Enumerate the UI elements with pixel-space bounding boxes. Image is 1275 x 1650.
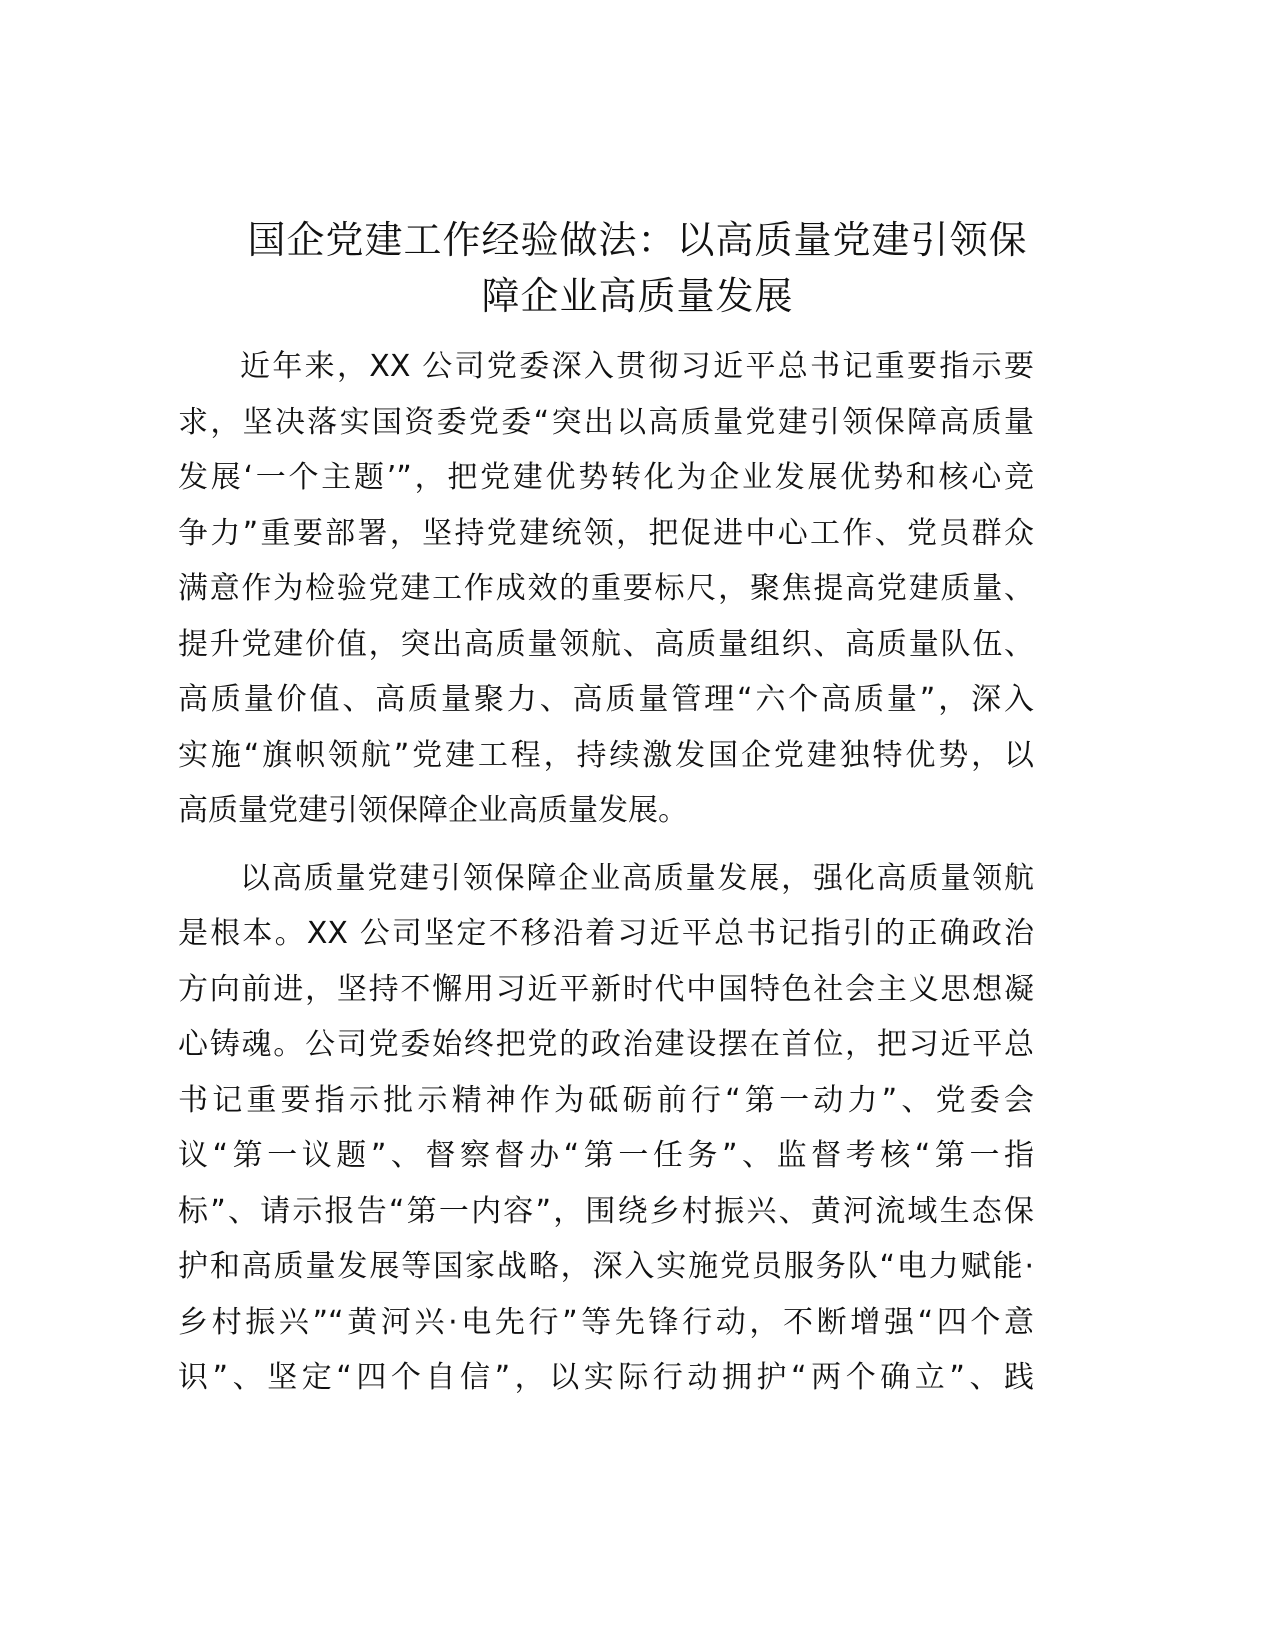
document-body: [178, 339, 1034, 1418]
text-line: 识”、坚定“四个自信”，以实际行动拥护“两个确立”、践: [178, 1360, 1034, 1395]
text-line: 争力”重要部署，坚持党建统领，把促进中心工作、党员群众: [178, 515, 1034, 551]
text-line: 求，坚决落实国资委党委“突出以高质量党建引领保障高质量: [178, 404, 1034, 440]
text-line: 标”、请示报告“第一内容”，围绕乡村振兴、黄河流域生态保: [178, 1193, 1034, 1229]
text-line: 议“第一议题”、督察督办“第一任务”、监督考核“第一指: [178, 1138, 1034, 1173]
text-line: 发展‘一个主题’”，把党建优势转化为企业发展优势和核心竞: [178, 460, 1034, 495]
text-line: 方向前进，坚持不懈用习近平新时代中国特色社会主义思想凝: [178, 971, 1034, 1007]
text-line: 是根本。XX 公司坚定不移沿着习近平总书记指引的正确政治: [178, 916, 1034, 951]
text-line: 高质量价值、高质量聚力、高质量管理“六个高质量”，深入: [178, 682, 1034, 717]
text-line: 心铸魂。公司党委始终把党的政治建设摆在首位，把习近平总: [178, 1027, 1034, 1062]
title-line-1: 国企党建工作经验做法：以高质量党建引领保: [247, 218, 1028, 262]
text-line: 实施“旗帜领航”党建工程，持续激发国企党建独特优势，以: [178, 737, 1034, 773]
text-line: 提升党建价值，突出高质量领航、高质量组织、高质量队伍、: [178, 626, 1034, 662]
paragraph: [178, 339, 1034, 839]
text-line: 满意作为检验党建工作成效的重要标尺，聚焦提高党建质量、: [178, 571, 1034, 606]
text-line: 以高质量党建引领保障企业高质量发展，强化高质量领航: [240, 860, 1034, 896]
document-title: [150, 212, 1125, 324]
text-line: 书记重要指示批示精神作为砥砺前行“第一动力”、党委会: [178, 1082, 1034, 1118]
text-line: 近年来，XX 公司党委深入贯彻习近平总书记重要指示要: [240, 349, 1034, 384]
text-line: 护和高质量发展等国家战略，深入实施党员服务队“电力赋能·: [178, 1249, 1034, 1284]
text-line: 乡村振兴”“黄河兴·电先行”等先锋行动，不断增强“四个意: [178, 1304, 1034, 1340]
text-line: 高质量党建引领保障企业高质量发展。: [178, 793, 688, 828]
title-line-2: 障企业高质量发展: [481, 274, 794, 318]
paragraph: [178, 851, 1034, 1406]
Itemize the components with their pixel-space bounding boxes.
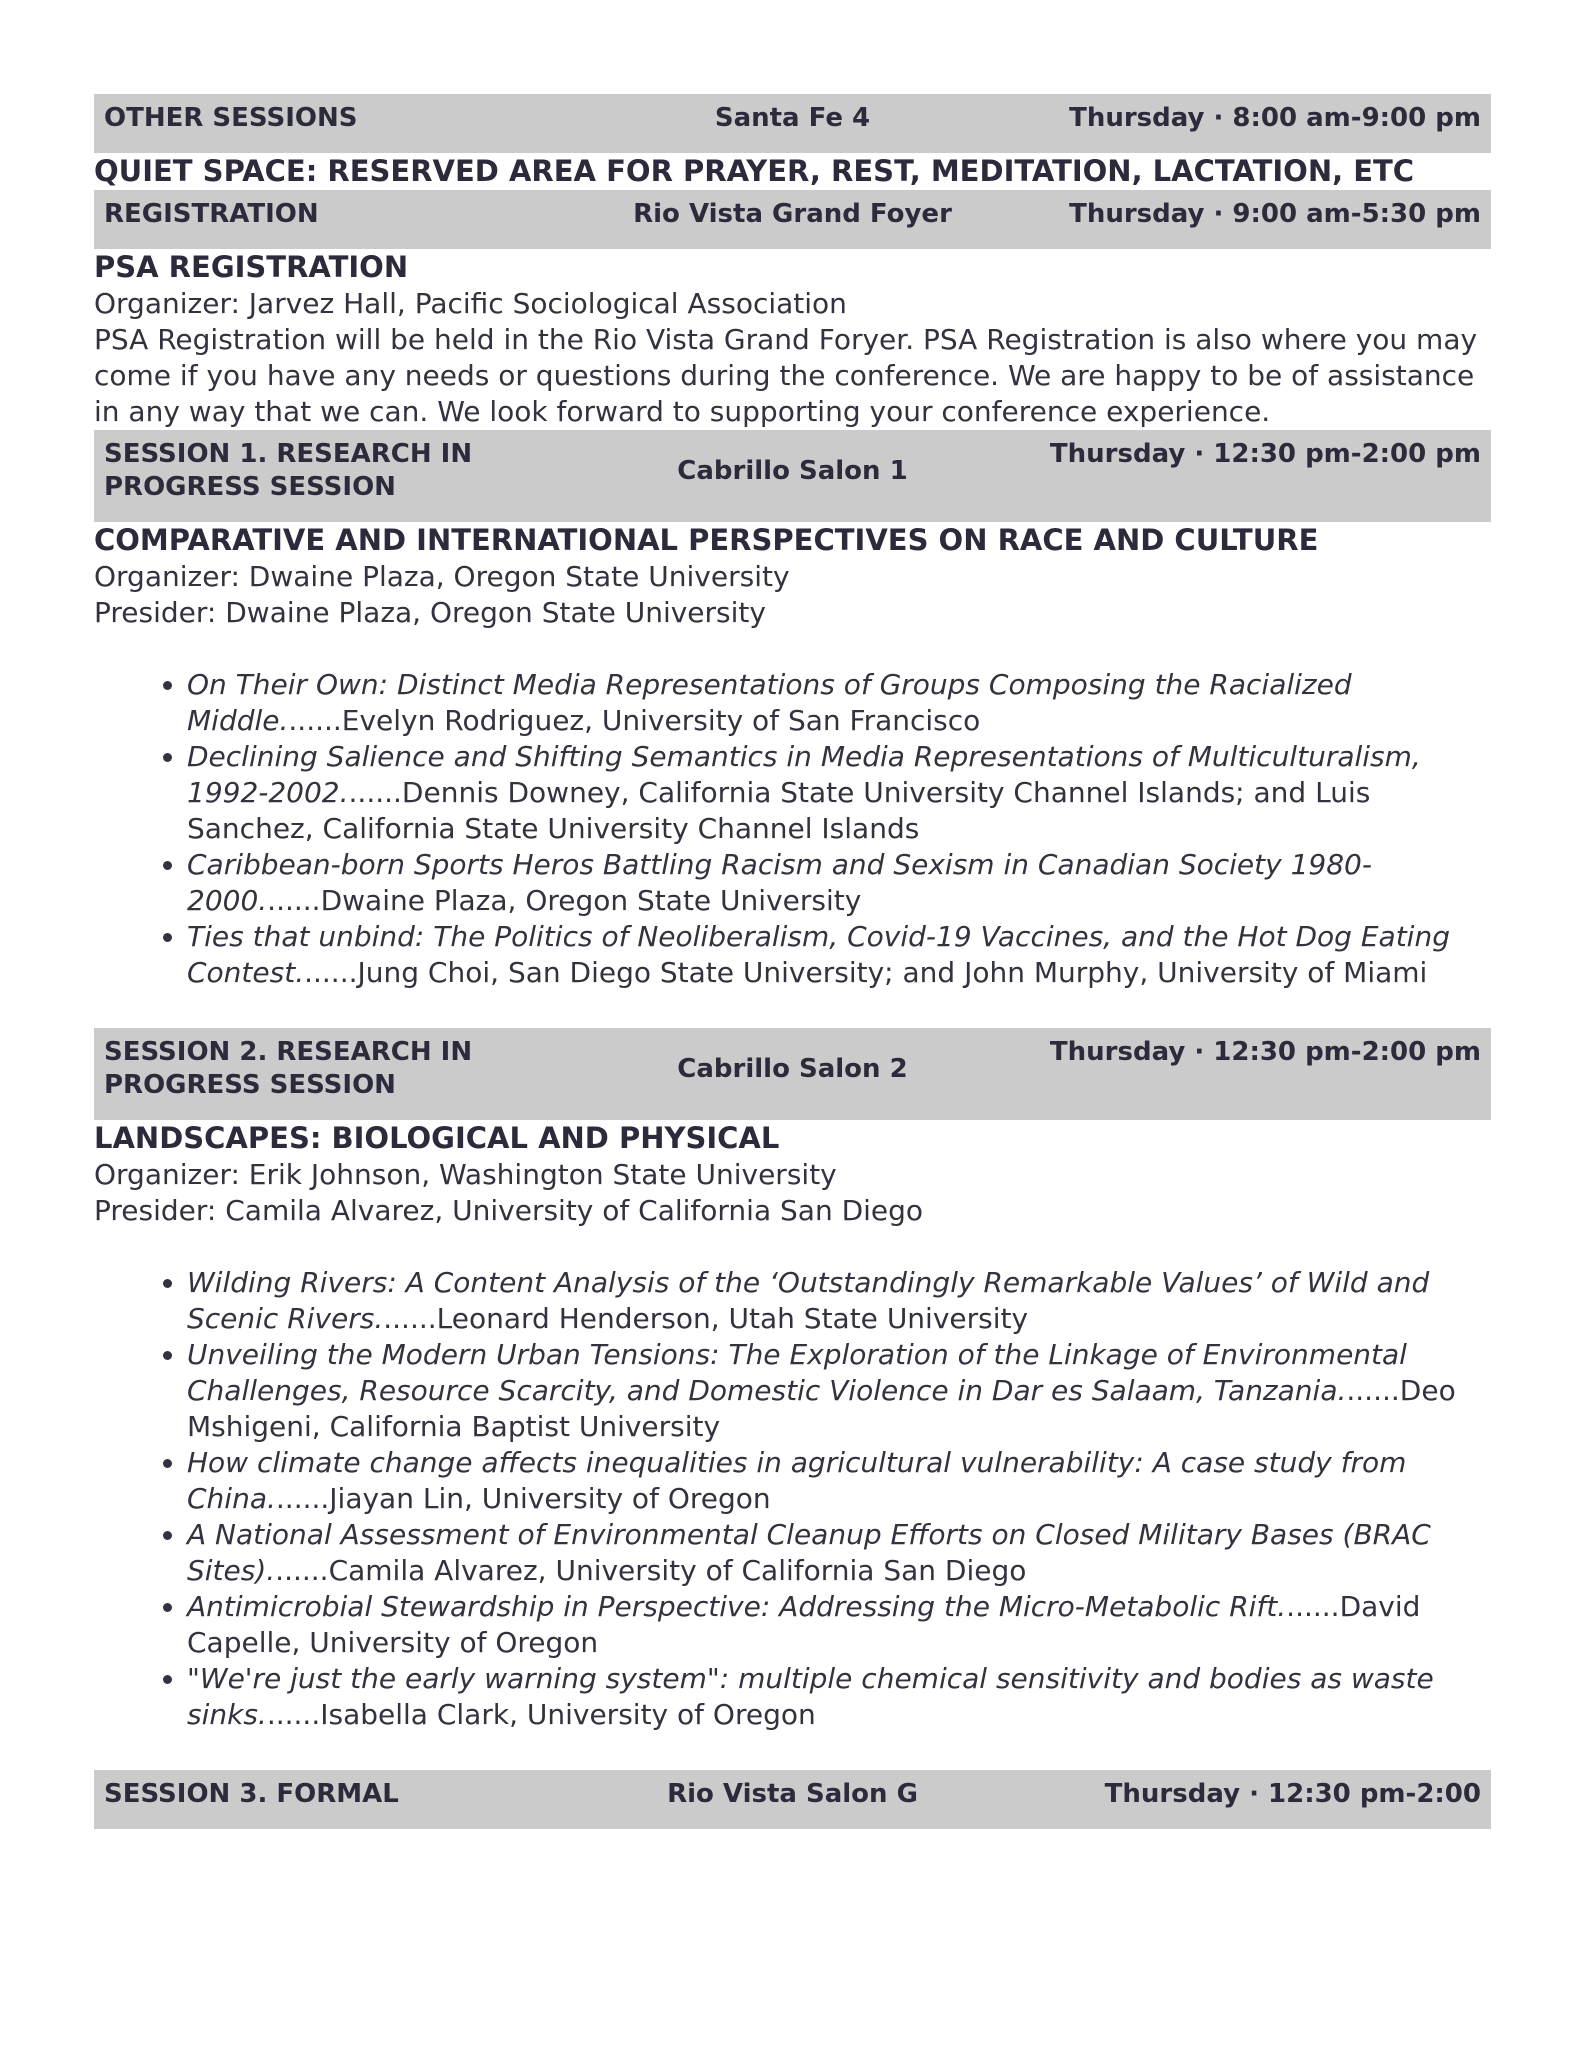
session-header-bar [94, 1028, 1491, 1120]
********
Your instructions: Reproduce every entry above line for line and character for character, but omit the pictures.

The result:
Enumerate the UI elements with pixel-space bounding boxes. Image is 1275 x 1650.
document-body: [178, 339, 1034, 1418]
text-line: 识”、坚定“四个自信”，以实际行动拥护“两个确立”、践: [178, 1360, 1034, 1395]
text-line: 争力”重要部署，坚持党建统领，把促进中心工作、党员群众: [178, 515, 1034, 551]
text-line: 求，坚决落实国资委党委“突出以高质量党建引领保障高质量: [178, 404, 1034, 440]
text-line: 标”、请示报告“第一内容”，围绕乡村振兴、黄河流域生态保: [178, 1193, 1034, 1229]
text-line: 议“第一议题”、督察督办“第一任务”、监督考核“第一指: [178, 1138, 1034, 1173]
text-line: 发展‘一个主题’”，把党建优势转化为企业发展优势和核心竞: [178, 460, 1034, 495]
text-line: 方向前进，坚持不懈用习近平新时代中国特色社会主义思想凝: [178, 971, 1034, 1007]
text-line: 是根本。XX 公司坚定不移沿着习近平总书记指引的正确政治: [178, 916, 1034, 951]
text-line: 高质量价值、高质量聚力、高质量管理“六个高质量”，深入: [178, 682, 1034, 717]
text-line: 心铸魂。公司党委始终把党的政治建设摆在首位，把习近平总: [178, 1027, 1034, 1062]
title-line-1: 国企党建工作经验做法：以高质量党建引领保: [247, 218, 1028, 262]
text-line: 实施“旗帜领航”党建工程，持续激发国企党建独特优势，以: [178, 737, 1034, 773]
text-line: 提升党建价值，突出高质量领航、高质量组织、高质量队伍、: [178, 626, 1034, 662]
paragraph: [178, 339, 1034, 839]
text-line: 满意作为检验党建工作成效的重要标尺，聚焦提高党建质量、: [178, 571, 1034, 606]
text-line: 以高质量党建引领保障企业高质量发展，强化高质量领航: [240, 860, 1034, 896]
document-title: [150, 212, 1125, 324]
text-line: 书记重要指示批示精神作为砥砺前行“第一动力”、党委会: [178, 1082, 1034, 1118]
text-line: 近年来，XX 公司党委深入贯彻习近平总书记重要指示要: [240, 349, 1034, 384]
text-line: 护和高质量发展等国家战略，深入实施党员服务队“电力赋能·: [178, 1249, 1034, 1284]
text-line: 乡村振兴”“黄河兴·电先行”等先锋行动，不断增强“四个意: [178, 1304, 1034, 1340]
text-line: 高质量党建引领保障企业高质量发展。: [178, 793, 688, 828]
title-line-2: 障企业高质量发展: [481, 274, 794, 318]
paragraph: [178, 851, 1034, 1406]
Itemize the components with their pixel-space bounding boxes.
session-header-bar [94, 1028, 1491, 1120]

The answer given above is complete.